TASK DIRECTIONS » Restate each line of the listing exactly, without carrying over any pictures.

Stored items
BEGIN

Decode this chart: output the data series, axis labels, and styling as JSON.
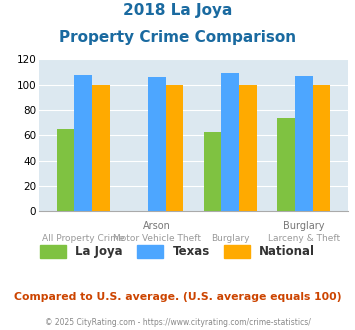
{
  "title_line1": "2018 La Joya",
  "title_line2": "Property Crime Comparison",
  "groups": [
    {
      "lajoya": 65,
      "texas": 108,
      "national": 100
    },
    {
      "lajoya": 0,
      "texas": 106,
      "national": 100
    },
    {
      "lajoya": 63,
      "texas": 109,
      "national": 100
    },
    {
      "lajoya": 74,
      "texas": 107,
      "national": 100
    }
  ],
  "top_labels": [
    "",
    "Arson",
    "",
    "Burglary"
  ],
  "bottom_labels": [
    "All Property Crime",
    "Motor Vehicle Theft",
    "Burglary",
    "Larceny & Theft"
  ],
  "color_lajoya": "#7fc241",
  "color_texas": "#4da6ff",
  "color_national": "#ffaa00",
  "bg_color": "#dce8f0",
  "ylim": [
    0,
    120
  ],
  "yticks": [
    0,
    20,
    40,
    60,
    80,
    100,
    120
  ],
  "legend_labels": [
    "La Joya",
    "Texas",
    "National"
  ],
  "footnote": "Compared to U.S. average. (U.S. average equals 100)",
  "copyright": "© 2025 CityRating.com - https://www.cityrating.com/crime-statistics/",
  "title_color": "#1a6aa0",
  "footnote_color": "#cc4400",
  "copyright_color": "#888888"
}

END

ANSWER TO THE EXERCISE »
Decode this chart: output the data series, axis labels, and styling as JSON.
{
  "title_line1": "2018 La Joya",
  "title_line2": "Property Crime Comparison",
  "groups": [
    {
      "lajoya": 65,
      "texas": 108,
      "national": 100
    },
    {
      "lajoya": 0,
      "texas": 106,
      "national": 100
    },
    {
      "lajoya": 63,
      "texas": 109,
      "national": 100
    },
    {
      "lajoya": 74,
      "texas": 107,
      "national": 100
    }
  ],
  "top_labels": [
    "",
    "Arson",
    "",
    "Burglary"
  ],
  "bottom_labels": [
    "All Property Crime",
    "Motor Vehicle Theft",
    "Burglary",
    "Larceny & Theft"
  ],
  "color_lajoya": "#7fc241",
  "color_texas": "#4da6ff",
  "color_national": "#ffaa00",
  "bg_color": "#dce8f0",
  "ylim": [
    0,
    120
  ],
  "yticks": [
    0,
    20,
    40,
    60,
    80,
    100,
    120
  ],
  "legend_labels": [
    "La Joya",
    "Texas",
    "National"
  ],
  "footnote": "Compared to U.S. average. (U.S. average equals 100)",
  "copyright": "© 2025 CityRating.com - https://www.cityrating.com/crime-statistics/",
  "title_color": "#1a6aa0",
  "footnote_color": "#cc4400",
  "copyright_color": "#888888"
}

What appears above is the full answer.